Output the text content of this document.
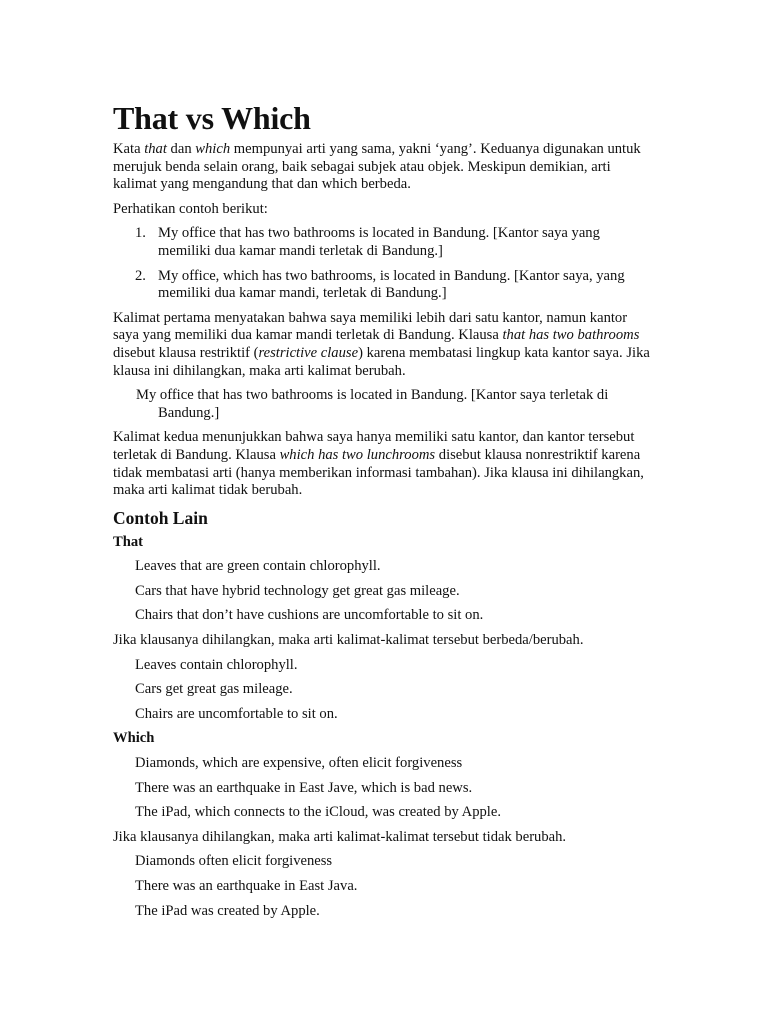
That vs Which

Kata that dan which mempunyai arti yang sama, yakni ‘yang’. Keduanya digunakan untuk merujuk benda selain orang, baik sebagai subjek atau objek. Meskipun demikian, arti kalimat yang mengandung that dan which berbeda.

Perhatikan contoh berikut:

1. My office that has two bathrooms is located in Bandung. [Kantor saya yang memiliki dua kamar mandi terletak di Bandung.]
2. My office, which has two bathrooms, is located in Bandung. [Kantor saya, yang memiliki dua kamar mandi, terletak di Bandung.]

Kalimat pertama menyatakan bahwa saya memiliki lebih dari satu kantor, namun kantor saya yang memiliki dua kamar mandi terletak di Bandung. Klausa that has two bathrooms disebut klausa restriktif (restrictive clause) karena membatasi lingkup kata kantor saya. Jika klausa ini dihilangkan, maka arti kalimat berubah.

My office that has two bathrooms is located in Bandung. [Kantor saya terletak di Bandung.]

Kalimat kedua menunjukkan bahwa saya hanya memiliki satu kantor, dan kantor tersebut terletak di Bandung. Klausa which has two lunchrooms disebut klausa nonrestriktif karena tidak membatasi arti (hanya memberikan informasi tambahan). Jika klausa ini dihilangkan, maka arti kalimat tidak berubah.

Contoh Lain
That

Leaves that are green contain chlorophyll.

Cars that have hybrid technology get great gas mileage.

Chairs that don’t have cushions are uncomfortable to sit on.

Jika klausanya dihilangkan, maka arti kalimat-kalimat tersebut berbeda/berubah.

Leaves contain chlorophyll.

Cars get great gas mileage.

Chairs are uncomfortable to sit on.

Which

Diamonds, which are expensive, often elicit forgiveness

There was an earthquake in East Jave, which is bad news.

The iPad, which connects to the iCloud, was created by Apple.

Jika klausanya dihilangkan, maka arti kalimat-kalimat tersebut tidak berubah.

Diamonds often elicit forgiveness

There was an earthquake in East Java.

The iPad was created by Apple.
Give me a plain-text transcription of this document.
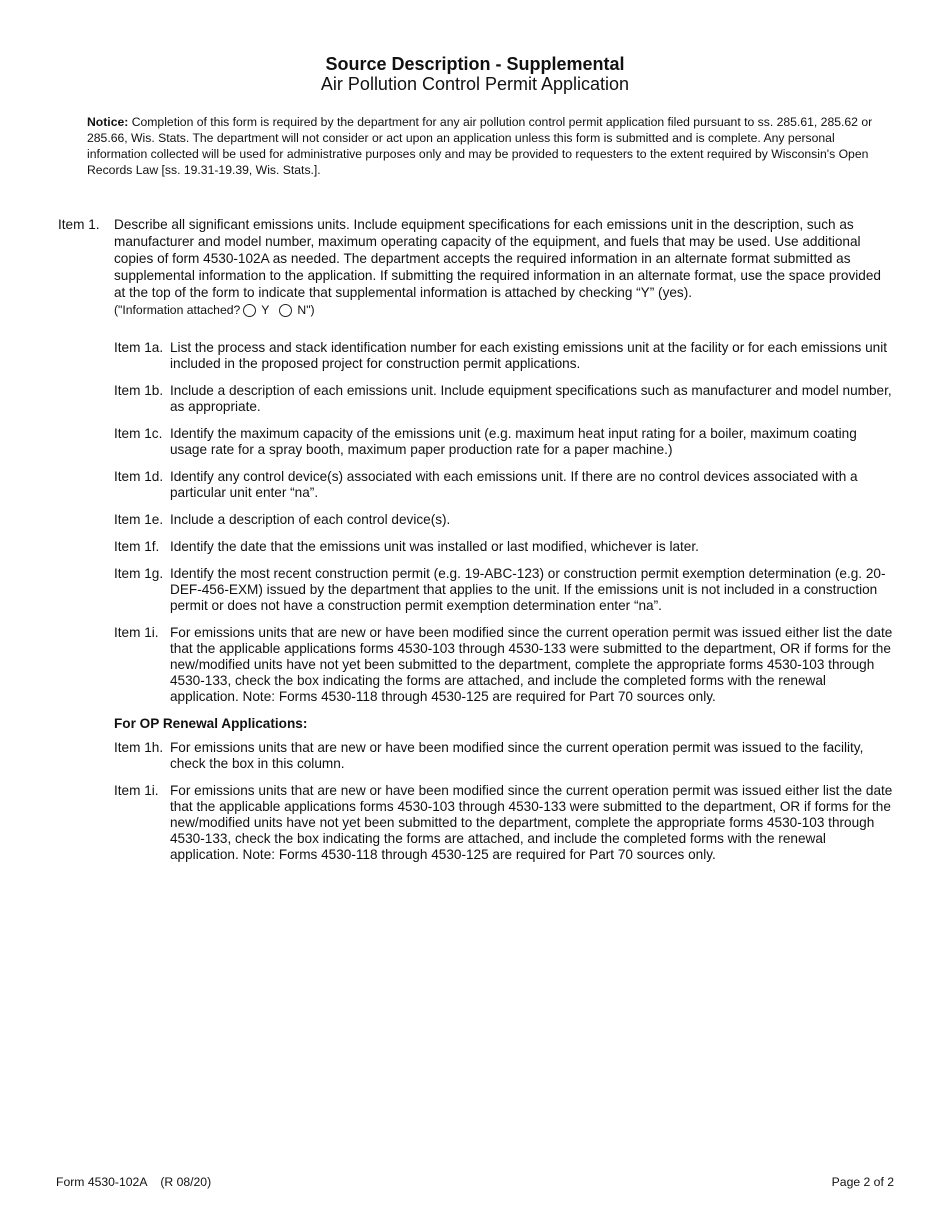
Source Description - Supplemental
Air Pollution Control Permit Application
Notice: Completion of this form is required by the department for any air pollution control permit application filed pursuant to ss. 285.61, 285.62 or 285.66, Wis. Stats. The department will not consider or act upon an application unless this form is submitted and is complete. Any personal information collected will be used for administrative purposes only and may be provided to requesters to the extent required by Wisconsin's Open Records Law [ss. 19.31-19.39, Wis. Stats.].
Item 1.	Describe all significant emissions units. Include equipment specifications for each emissions unit in the description, such as manufacturer and model number, maximum operating capacity of the equipment, and fuels that may be used. Use additional copies of form 4530-102A as needed. The department accepts the required information in an alternate format submitted as supplemental information to the application. If submitting the required information in an alternate format, use the space provided at the top of the form to indicate that supplemental information is attached by checking “Y” (yes).
("Information attached? Y N")
Item 1a. List the process and stack identification number for each existing emissions unit at the facility or for each emissions unit included in the proposed project for construction permit applications.
Item 1b. Include a description of each emissions unit. Include equipment specifications such as manufacturer and model number, as appropriate.
Item 1c. Identify the maximum capacity of the emissions unit (e.g. maximum heat input rating for a boiler, maximum coating usage rate for a spray booth, maximum paper production rate for a paper machine.)
Item 1d. Identify any control device(s) associated with each emissions unit. If there are no control devices associated with a particular unit enter “na”.
Item 1e. Include a description of each control device(s).
Item 1f. Identify the date that the emissions unit was installed or last modified, whichever is later.
Item 1g. Identify the most recent construction permit (e.g. 19-ABC-123) or construction permit exemption determination (e.g. 20-DEF-456-EXM) issued by the department that applies to the unit. If the emissions unit is not included in a construction permit or does not have a construction permit exemption determination enter “na”.
Item 1i. For emissions units that are new or have been modified since the current operation permit was issued either list the date that the applicable applications forms 4530-103 through 4530-133 were submitted to the department, OR if forms for the new/modified units have not yet been submitted to the department, complete the appropriate forms 4530-103 through 4530-133, check the box indicating the forms are attached, and include the completed forms with the renewal application. Note: Forms 4530-118 through 4530-125 are required for Part 70 sources only.
For OP Renewal Applications:
Item 1h. For emissions units that are new or have been modified since the current operation permit was issued to the facility, check the box in this column.
Item 1i. For emissions units that are new or have been modified since the current operation permit was issued either list the date that the applicable applications forms 4530-103 through 4530-133 were submitted to the department, OR if forms for the new/modified units have not yet been submitted to the department, complete the appropriate forms 4530-103 through 4530-133, check the box indicating the forms are attached, and include the completed forms with the renewal application. Note: Forms 4530-118 through 4530-125 are required for Part 70 sources only.
Form 4530-102A    (R 08/20)	Page 2 of 2
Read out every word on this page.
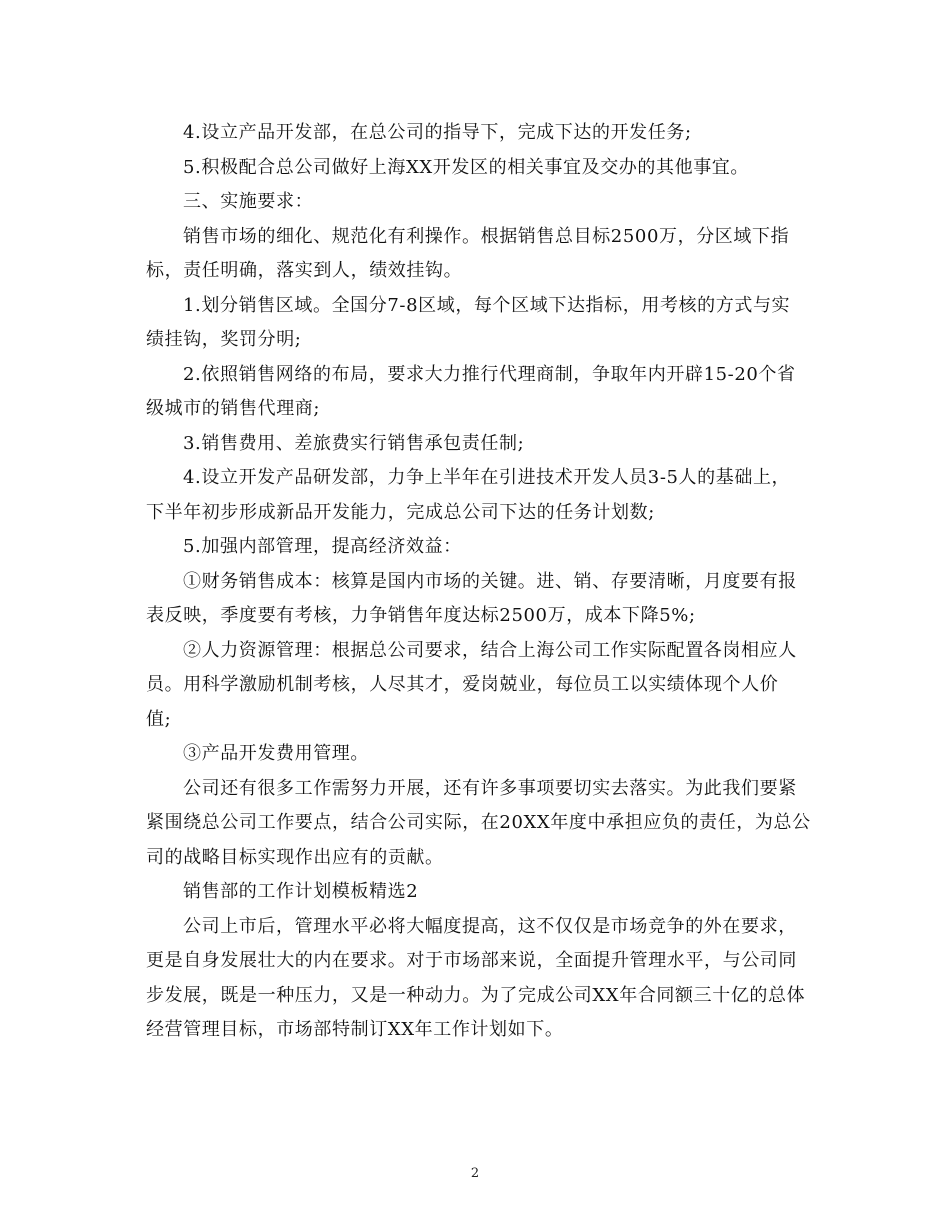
4.设立产品开发部，在总公司的指导下，完成下达的开发任务;
5.积极配合总公司做好上海XX开发区的相关事宜及交办的其他事宜。
三、实施要求：
销售市场的细化、规范化有利操作。根据销售总目标2500万，分区域下指
标，责任明确，落实到人，绩效挂钩。
1.划分销售区域。全国分7-8区域，每个区域下达指标，用考核的方式与实
绩挂钩，奖罚分明;
2.依照销售网络的布局，要求大力推行代理商制，争取年内开辟15-20个省
级城市的销售代理商;
3.销售费用、差旅费实行销售承包责任制;
4.设立开发产品研发部，力争上半年在引进技术开发人员3-5人的基础上，
下半年初步形成新品开发能力，完成总公司下达的任务计划数;
5.加强内部管理，提高经济效益：
①财务销售成本：核算是国内市场的关键。进、销、存要清晰，月度要有报
表反映，季度要有考核，力争销售年度达标2500万，成本下降5%;
②人力资源管理：根据总公司要求，结合上海公司工作实际配置各岗相应人
员。用科学激励机制考核，人尽其才，爱岗兢业，每位员工以实绩体现个人价
值;
③产品开发费用管理。
公司还有很多工作需努力开展，还有许多事项要切实去落实。为此我们要紧
紧围绕总公司工作要点，结合公司实际，在20XX年度中承担应负的责任，为总公
司的战略目标实现作出应有的贡献。
销售部的工作计划模板精选2
公司上市后，管理水平必将大幅度提高，这不仅仅是市场竞争的外在要求，
更是自身发展壮大的内在要求。对于市场部来说，全面提升管理水平，与公司同
步发展，既是一种压力，又是一种动力。为了完成公司XX年合同额三十亿的总体
经营管理目标，市场部特制订XX年工作计划如下。
2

· · ·

Exercise objective »
Reproduce the material in its entirety and word for word, without the pictures.

Problem solution »
Output the text content of this document.
That vs Which

Kata that dan which mempunyai arti yang sama, yakni ‘yang’. Keduanya digunakan untuk merujuk benda selain orang, baik sebagai subjek atau objek. Meskipun demikian, arti kalimat yang mengandung that dan which berbeda.

Perhatikan contoh berikut:

1. My office that has two bathrooms is located in Bandung. [Kantor saya yang memiliki dua kamar mandi terletak di Bandung.]
2. My office, which has two bathrooms, is located in Bandung. [Kantor saya, yang memiliki dua kamar mandi, terletak di Bandung.]

Kalimat pertama menyatakan bahwa saya memiliki lebih dari satu kantor, namun kantor saya yang memiliki dua kamar mandi terletak di Bandung. Klausa that has two bathrooms disebut klausa restriktif (restrictive clause) karena membatasi lingkup kata kantor saya. Jika klausa ini dihilangkan, maka arti kalimat berubah.

My office that has two bathrooms is located in Bandung. [Kantor saya terletak di Bandung.]

Kalimat kedua menunjukkan bahwa saya hanya memiliki satu kantor, dan kantor tersebut terletak di Bandung. Klausa which has two lunchrooms disebut klausa nonrestriktif karena tidak membatasi arti (hanya memberikan informasi tambahan). Jika klausa ini dihilangkan, maka arti kalimat tidak berubah.

Contoh Lain
That

Leaves that are green contain chlorophyll.

Cars that have hybrid technology get great gas mileage.

Chairs that don’t have cushions are uncomfortable to sit on.

Jika klausanya dihilangkan, maka arti kalimat-kalimat tersebut berbeda/berubah.

Leaves contain chlorophyll.

Cars get great gas mileage.

Chairs are uncomfortable to sit on.

Which

Diamonds, which are expensive, often elicit forgiveness

There was an earthquake in East Jave, which is bad news.

The iPad, which connects to the iCloud, was created by Apple.

Jika klausanya dihilangkan, maka arti kalimat-kalimat tersebut tidak berubah.

Diamonds often elicit forgiveness

There was an earthquake in East Java.

The iPad was created by Apple.
Give me a plain-text transcription of this document.
Source Description - Supplemental
Air Pollution Control Permit Application
Notice: Completion of this form is required by the department for any air pollution control permit application filed pursuant to ss. 285.61, 285.62 or 285.66, Wis. Stats. The department will not consider or act upon an application unless this form is submitted and is complete. Any personal information collected will be used for administrative purposes only and may be provided to requesters to the extent required by Wisconsin's Open Records Law [ss. 19.31-19.39, Wis. Stats.].
Item 1.	Describe all significant emissions units. Include equipment specifications for each emissions unit in the description, such as manufacturer and model number, maximum operating capacity of the equipment, and fuels that may be used. Use additional copies of form 4530-102A as needed. The department accepts the required information in an alternate format submitted as supplemental information to the application. If submitting the required information in an alternate format, use the space provided at the top of the form to indicate that supplemental information is attached by checking “Y” (yes).
("Information attached? Y N")
Item 1a. List the process and stack identification number for each existing emissions unit at the facility or for each emissions unit included in the proposed project for construction permit applications.
Item 1b. Include a description of each emissions unit. Include equipment specifications such as manufacturer and model number, as appropriate.
Item 1c. Identify the maximum capacity of the emissions unit (e.g. maximum heat input rating for a boiler, maximum coating usage rate for a spray booth, maximum paper production rate for a paper machine.)
Item 1d. Identify any control device(s) associated with each emissions unit. If there are no control devices associated with a particular unit enter “na”.
Item 1e. Include a description of each control device(s).
Item 1f. Identify the date that the emissions unit was installed or last modified, whichever is later.
Item 1g. Identify the most recent construction permit (e.g. 19-ABC-123) or construction permit exemption determination (e.g. 20-DEF-456-EXM) issued by the department that applies to the unit. If the emissions unit is not included in a construction permit or does not have a construction permit exemption determination enter “na”.
Item 1i. For emissions units that are new or have been modified since the current operation permit was issued either list the date that the applicable applications forms 4530-103 through 4530-133 were submitted to the department, OR if forms for the new/modified units have not yet been submitted to the department, complete the appropriate forms 4530-103 through 4530-133, check the box indicating the forms are attached, and include the completed forms with the renewal application. Note: Forms 4530-118 through 4530-125 are required for Part 70 sources only.
For OP Renewal Applications:
Item 1h. For emissions units that are new or have been modified since the current operation permit was issued to the facility, check the box in this column.
Item 1i. For emissions units that are new or have been modified since the current operation permit was issued either list the date that the applicable applications forms 4530-103 through 4530-133 were submitted to the department, OR if forms for the new/modified units have not yet been submitted to the department, complete the appropriate forms 4530-103 through 4530-133, check the box indicating the forms are attached, and include the completed forms with the renewal application. Note: Forms 4530-118 through 4530-125 are required for Part 70 sources only.
Form 4530-102A    (R 08/20)	Page 2 of 2
Read out every word on this page.
4.设立产品开发部，在总公司的指导下，完成下达的开发任务;
5.积极配合总公司做好上海XX开发区的相关事宜及交办的其他事宜。
三、实施要求：
销售市场的细化、规范化有利操作。根据销售总目标2500万，分区域下指
标，责任明确，落实到人，绩效挂钩。
1.划分销售区域。全国分7-8区域，每个区域下达指标，用考核的方式与实
绩挂钩，奖罚分明;
2.依照销售网络的布局，要求大力推行代理商制，争取年内开辟15-20个省
级城市的销售代理商;
3.销售费用、差旅费实行销售承包责任制;
4.设立开发产品研发部，力争上半年在引进技术开发人员3-5人的基础上，
下半年初步形成新品开发能力，完成总公司下达的任务计划数;
5.加强内部管理，提高经济效益：
①财务销售成本：核算是国内市场的关键。进、销、存要清晰，月度要有报
表反映，季度要有考核，力争销售年度达标2500万，成本下降5%;
②人力资源管理：根据总公司要求，结合上海公司工作实际配置各岗相应人
员。用科学激励机制考核，人尽其才，爱岗兢业，每位员工以实绩体现个人价
值;
③产品开发费用管理。
公司还有很多工作需努力开展，还有许多事项要切实去落实。为此我们要紧
紧围绕总公司工作要点，结合公司实际，在20XX年度中承担应负的责任，为总公
司的战略目标实现作出应有的贡献。
销售部的工作计划模板精选2
公司上市后，管理水平必将大幅度提高，这不仅仅是市场竞争的外在要求，
更是自身发展壮大的内在要求。对于市场部来说，全面提升管理水平，与公司同
步发展，既是一种压力，又是一种动力。为了完成公司XX年合同额三十亿的总体
经营管理目标，市场部特制订XX年工作计划如下。
2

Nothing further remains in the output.